#### OBJECTIVE
Go through the entries below and pick out every line with "Date".

Data records

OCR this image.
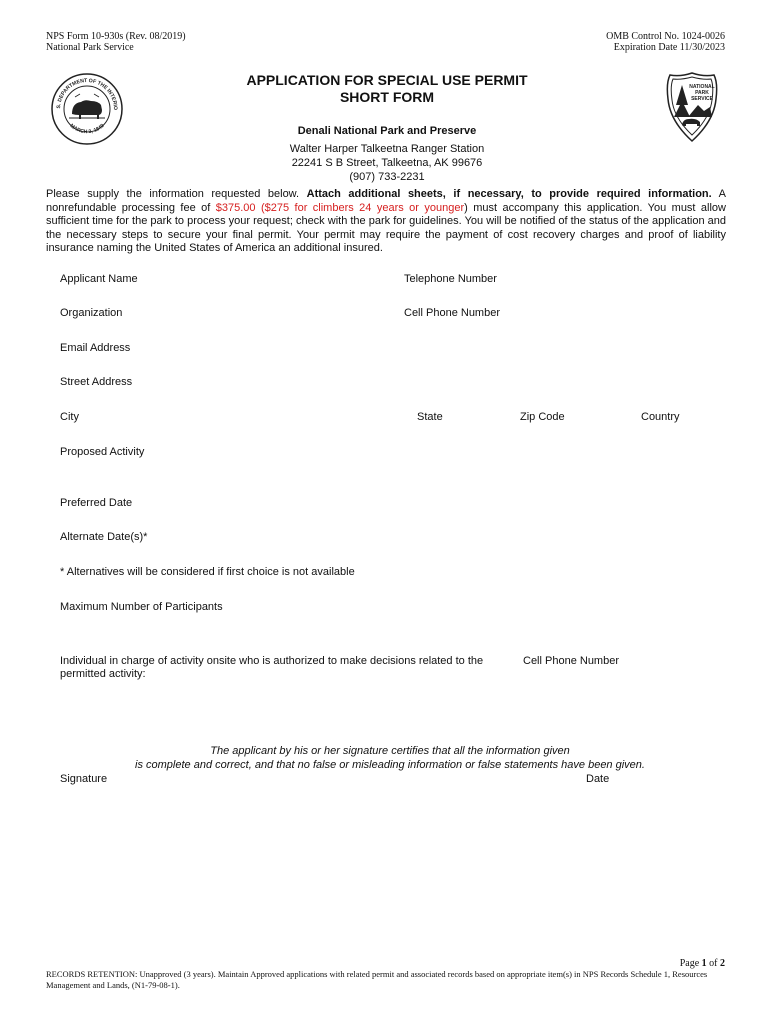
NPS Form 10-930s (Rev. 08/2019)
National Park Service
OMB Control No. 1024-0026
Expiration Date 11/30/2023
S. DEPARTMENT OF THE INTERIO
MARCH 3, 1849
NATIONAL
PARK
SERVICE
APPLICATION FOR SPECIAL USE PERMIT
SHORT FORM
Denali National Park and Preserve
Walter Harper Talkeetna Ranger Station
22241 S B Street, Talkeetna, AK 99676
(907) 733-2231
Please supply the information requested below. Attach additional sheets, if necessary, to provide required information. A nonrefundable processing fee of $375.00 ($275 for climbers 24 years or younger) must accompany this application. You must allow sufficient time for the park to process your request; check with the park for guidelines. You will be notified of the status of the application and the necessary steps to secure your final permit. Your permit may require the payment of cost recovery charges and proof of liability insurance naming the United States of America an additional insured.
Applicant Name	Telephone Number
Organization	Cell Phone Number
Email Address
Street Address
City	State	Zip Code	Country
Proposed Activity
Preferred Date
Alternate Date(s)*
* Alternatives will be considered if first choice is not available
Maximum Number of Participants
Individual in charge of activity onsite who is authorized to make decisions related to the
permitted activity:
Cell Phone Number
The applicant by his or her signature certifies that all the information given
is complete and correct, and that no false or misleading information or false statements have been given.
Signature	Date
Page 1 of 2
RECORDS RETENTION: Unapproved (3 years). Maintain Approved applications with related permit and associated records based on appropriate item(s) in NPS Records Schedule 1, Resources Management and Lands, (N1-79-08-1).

#### COMPLETED EXERCISE
Expiration Date 11/30/2023
Preferred Date
Alternate Date(s)*
Signature	Date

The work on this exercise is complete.